## RECORDED DATA
★ ★ ★ ★ ★

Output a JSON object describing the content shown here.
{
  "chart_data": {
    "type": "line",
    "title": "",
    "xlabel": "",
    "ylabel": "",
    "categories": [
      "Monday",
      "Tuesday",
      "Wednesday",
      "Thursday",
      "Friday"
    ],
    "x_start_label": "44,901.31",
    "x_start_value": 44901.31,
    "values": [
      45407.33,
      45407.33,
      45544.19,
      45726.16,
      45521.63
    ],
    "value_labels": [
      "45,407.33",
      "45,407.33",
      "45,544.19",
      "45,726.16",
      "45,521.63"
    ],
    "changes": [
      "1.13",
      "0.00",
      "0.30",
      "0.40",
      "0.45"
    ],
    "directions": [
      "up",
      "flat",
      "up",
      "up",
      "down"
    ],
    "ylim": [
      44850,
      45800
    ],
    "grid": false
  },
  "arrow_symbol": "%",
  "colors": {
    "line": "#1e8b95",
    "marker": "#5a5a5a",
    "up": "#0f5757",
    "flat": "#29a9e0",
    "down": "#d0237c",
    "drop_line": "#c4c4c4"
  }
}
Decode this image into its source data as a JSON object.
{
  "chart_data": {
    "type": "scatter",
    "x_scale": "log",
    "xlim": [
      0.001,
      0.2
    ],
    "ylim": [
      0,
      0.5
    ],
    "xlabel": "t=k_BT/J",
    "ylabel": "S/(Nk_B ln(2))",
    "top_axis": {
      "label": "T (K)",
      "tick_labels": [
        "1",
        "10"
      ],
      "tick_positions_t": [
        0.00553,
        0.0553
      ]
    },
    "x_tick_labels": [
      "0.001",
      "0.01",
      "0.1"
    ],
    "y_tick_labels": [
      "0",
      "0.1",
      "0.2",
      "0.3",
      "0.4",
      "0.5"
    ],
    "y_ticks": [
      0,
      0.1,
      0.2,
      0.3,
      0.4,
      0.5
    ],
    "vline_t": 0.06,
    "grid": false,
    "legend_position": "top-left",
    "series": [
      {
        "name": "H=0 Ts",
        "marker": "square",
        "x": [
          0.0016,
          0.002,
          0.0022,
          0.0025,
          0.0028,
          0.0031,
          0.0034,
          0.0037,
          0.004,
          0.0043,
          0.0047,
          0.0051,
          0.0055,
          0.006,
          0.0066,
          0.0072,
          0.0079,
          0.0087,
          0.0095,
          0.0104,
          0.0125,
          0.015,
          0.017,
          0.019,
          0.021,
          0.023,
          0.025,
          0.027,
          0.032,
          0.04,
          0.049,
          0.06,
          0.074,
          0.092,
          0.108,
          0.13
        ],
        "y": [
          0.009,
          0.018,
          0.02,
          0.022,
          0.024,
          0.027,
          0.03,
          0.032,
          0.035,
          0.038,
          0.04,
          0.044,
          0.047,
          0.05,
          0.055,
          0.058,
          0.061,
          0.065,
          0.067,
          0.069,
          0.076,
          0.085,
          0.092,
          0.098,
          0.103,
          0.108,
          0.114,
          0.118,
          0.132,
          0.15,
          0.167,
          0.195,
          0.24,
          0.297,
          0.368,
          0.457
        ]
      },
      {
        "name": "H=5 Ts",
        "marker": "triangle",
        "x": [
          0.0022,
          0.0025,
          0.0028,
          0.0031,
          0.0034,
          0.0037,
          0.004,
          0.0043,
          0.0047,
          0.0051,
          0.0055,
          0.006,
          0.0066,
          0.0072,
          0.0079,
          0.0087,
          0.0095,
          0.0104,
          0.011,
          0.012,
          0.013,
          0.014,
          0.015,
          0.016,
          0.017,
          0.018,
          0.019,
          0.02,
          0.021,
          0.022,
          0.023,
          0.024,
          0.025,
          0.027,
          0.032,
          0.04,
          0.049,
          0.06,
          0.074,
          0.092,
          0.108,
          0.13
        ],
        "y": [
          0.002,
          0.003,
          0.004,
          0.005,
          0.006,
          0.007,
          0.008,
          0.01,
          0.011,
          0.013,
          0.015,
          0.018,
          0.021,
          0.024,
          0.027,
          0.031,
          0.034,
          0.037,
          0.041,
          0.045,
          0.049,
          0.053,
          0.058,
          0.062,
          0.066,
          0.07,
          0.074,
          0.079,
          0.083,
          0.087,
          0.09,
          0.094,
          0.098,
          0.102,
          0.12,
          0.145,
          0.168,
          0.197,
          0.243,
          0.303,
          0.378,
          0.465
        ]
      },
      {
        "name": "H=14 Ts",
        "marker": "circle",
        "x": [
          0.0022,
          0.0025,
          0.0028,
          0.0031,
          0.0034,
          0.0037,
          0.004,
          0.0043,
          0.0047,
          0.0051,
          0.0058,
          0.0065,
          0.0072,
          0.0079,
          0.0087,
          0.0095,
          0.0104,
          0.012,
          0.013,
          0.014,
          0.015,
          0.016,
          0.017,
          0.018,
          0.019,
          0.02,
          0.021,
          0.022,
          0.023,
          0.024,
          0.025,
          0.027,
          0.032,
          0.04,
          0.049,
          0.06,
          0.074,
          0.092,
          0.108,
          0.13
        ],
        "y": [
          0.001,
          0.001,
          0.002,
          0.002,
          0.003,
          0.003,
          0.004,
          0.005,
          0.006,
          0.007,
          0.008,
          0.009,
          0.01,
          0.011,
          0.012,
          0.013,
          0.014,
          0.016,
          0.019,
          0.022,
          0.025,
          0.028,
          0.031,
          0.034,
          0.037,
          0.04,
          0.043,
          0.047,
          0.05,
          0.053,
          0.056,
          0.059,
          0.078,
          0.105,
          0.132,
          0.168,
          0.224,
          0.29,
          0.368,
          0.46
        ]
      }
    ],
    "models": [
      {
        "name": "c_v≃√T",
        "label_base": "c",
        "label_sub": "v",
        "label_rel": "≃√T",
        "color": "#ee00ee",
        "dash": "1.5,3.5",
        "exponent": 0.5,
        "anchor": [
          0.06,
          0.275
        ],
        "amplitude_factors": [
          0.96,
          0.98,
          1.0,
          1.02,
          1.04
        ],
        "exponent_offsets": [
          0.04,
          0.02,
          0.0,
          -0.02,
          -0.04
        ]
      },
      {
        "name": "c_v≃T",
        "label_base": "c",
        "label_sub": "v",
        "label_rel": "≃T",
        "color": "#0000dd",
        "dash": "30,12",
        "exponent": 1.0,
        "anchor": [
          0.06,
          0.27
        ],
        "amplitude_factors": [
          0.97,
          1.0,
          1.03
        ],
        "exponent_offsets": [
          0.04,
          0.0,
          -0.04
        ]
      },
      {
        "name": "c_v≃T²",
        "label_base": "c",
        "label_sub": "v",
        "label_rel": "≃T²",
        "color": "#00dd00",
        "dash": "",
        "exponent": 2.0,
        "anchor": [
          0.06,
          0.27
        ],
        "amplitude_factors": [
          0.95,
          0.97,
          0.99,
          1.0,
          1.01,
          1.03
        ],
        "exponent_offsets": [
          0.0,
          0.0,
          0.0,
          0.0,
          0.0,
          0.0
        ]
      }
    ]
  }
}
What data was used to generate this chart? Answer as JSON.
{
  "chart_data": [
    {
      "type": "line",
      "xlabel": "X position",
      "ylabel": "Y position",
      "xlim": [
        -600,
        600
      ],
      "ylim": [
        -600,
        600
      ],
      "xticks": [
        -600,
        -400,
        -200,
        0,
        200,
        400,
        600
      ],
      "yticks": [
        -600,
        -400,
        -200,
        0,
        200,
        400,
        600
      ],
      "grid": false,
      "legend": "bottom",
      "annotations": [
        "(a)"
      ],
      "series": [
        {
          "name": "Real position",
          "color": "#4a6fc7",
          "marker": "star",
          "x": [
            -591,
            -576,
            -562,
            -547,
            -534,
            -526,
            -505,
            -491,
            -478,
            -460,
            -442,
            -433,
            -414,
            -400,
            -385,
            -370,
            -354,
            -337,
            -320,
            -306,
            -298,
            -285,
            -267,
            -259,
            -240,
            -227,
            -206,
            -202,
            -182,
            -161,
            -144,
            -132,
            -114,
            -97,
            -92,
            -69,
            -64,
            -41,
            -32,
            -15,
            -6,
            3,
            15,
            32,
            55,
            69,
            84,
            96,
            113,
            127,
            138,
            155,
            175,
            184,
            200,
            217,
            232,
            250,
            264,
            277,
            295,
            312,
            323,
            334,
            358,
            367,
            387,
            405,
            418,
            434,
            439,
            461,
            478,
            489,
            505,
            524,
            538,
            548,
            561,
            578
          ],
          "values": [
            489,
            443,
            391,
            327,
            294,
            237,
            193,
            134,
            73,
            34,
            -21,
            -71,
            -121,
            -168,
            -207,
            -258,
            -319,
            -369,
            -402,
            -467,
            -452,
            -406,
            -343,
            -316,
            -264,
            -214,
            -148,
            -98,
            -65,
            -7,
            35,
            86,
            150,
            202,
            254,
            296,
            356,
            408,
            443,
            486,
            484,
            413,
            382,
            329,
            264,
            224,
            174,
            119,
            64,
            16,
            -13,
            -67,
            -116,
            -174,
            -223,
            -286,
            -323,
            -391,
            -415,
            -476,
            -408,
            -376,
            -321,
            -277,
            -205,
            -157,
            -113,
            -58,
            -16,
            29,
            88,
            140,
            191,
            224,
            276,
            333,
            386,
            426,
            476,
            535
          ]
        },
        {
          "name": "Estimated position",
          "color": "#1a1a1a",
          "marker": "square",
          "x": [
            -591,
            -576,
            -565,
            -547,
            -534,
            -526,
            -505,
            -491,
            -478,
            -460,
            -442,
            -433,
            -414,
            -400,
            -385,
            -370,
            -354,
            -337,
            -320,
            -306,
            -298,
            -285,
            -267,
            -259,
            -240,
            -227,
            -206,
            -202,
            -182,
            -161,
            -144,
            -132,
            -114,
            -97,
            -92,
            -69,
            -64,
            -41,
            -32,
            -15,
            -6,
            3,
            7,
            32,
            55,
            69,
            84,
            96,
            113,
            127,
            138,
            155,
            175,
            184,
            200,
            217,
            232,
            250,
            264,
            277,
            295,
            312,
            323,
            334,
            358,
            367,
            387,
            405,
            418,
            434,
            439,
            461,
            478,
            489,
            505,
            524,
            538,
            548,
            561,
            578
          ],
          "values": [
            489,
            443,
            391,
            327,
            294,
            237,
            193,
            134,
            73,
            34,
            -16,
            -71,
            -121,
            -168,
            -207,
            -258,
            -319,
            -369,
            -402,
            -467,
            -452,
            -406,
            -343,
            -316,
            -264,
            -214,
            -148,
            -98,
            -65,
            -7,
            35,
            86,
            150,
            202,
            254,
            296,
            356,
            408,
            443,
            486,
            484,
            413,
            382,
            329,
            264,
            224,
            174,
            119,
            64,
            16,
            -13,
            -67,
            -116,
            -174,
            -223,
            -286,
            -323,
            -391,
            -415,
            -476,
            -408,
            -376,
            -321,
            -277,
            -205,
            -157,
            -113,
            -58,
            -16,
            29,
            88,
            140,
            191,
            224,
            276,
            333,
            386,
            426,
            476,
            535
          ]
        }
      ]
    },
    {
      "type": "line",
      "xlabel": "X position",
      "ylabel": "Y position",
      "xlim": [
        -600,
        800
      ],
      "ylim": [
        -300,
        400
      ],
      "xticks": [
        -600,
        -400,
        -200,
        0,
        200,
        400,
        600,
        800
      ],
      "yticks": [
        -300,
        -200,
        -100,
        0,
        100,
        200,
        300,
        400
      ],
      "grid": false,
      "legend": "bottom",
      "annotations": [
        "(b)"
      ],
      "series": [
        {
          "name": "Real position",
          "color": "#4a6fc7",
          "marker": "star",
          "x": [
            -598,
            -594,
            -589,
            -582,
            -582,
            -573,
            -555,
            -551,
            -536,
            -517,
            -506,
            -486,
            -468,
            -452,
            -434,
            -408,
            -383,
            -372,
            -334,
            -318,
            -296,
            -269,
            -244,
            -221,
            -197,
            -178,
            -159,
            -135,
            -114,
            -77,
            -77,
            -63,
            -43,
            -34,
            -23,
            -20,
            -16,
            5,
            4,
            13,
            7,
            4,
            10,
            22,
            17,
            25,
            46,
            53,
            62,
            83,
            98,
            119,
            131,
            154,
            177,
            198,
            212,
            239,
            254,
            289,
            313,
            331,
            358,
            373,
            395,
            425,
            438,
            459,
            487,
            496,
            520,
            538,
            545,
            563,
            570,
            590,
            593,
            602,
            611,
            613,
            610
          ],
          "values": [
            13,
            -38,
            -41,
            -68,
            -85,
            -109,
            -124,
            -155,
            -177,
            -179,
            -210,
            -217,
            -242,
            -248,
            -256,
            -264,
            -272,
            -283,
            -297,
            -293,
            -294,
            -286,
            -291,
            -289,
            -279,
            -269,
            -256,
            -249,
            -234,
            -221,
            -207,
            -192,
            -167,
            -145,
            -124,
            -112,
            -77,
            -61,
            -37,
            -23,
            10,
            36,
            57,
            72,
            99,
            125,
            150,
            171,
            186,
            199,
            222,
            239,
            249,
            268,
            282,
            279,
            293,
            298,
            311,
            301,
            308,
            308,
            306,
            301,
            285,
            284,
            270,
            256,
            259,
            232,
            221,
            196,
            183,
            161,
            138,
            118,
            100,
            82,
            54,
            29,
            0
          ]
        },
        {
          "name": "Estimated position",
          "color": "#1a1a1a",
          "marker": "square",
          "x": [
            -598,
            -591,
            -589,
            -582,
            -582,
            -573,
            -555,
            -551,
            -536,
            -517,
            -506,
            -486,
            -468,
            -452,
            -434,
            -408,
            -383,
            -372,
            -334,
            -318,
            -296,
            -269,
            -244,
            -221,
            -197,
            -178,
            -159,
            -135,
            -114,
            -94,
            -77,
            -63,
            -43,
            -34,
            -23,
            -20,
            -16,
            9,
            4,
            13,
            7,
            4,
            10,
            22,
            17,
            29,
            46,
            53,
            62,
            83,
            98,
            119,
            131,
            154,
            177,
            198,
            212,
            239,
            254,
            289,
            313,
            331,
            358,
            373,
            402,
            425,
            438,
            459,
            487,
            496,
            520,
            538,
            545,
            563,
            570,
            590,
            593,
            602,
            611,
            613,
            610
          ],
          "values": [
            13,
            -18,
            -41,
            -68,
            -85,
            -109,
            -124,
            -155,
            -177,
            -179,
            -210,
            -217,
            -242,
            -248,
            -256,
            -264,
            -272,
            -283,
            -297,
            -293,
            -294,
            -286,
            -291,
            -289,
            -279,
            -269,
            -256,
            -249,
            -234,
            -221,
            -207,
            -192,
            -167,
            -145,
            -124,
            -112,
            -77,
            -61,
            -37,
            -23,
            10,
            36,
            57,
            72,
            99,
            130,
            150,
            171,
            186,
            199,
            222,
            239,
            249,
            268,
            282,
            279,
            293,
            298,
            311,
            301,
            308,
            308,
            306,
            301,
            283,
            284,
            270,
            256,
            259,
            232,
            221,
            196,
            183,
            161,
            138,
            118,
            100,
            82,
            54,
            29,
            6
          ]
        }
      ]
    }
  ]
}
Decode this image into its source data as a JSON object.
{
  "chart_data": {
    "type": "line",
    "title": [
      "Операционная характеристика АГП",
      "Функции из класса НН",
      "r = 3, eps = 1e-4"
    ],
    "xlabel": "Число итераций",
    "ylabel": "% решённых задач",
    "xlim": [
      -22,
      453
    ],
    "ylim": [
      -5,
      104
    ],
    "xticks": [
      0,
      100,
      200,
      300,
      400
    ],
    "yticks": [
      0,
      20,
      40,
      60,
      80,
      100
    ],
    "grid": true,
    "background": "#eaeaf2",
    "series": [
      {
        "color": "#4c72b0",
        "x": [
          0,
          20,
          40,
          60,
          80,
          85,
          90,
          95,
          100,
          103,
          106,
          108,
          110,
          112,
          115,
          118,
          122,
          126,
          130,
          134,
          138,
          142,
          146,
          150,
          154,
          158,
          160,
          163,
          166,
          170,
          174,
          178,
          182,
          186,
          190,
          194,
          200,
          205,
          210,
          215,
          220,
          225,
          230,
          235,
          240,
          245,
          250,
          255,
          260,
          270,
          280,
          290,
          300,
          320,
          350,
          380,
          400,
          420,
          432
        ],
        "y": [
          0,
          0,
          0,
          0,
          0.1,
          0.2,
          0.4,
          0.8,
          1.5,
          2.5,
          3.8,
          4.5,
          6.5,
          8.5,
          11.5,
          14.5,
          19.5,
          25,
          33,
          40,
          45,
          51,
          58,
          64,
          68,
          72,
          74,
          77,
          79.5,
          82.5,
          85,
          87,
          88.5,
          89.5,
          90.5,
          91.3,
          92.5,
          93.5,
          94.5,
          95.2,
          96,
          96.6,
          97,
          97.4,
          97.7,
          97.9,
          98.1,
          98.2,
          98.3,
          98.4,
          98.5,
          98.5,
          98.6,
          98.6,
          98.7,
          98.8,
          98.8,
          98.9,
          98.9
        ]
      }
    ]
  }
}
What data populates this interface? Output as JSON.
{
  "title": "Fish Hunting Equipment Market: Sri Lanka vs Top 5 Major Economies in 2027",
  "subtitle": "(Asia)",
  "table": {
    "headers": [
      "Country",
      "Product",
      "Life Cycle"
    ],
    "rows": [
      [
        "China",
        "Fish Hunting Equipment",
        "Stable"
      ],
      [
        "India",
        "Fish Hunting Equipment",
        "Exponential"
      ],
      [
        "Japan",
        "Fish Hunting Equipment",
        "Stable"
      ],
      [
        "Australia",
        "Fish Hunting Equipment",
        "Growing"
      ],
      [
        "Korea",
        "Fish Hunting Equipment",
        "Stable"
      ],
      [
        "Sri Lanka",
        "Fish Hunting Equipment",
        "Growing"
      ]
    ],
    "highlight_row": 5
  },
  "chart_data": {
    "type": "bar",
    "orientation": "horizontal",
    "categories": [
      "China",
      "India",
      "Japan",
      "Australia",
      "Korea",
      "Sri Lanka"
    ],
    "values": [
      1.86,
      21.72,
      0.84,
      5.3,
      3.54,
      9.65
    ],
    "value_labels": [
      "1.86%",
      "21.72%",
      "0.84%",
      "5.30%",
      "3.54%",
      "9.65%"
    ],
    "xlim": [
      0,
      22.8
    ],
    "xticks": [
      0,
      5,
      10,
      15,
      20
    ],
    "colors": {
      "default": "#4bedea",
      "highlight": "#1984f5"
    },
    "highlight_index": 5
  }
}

★ ★ ★ ★ ★

## PROMPT
Using the records above, list each line that includes "name".

## RESULT FOR THIS TASK
        "name": "H=0 Ts",
        "name": "H=5 Ts",
        "name": "H=14 Ts",
        "name": "c_v≃√T",
        "name": "c_v≃T",
        "name": "c_v≃T²",
          "name": "Real position",
          "name": "Estimated position",
          "name": "Real position",
          "name": "Estimated position",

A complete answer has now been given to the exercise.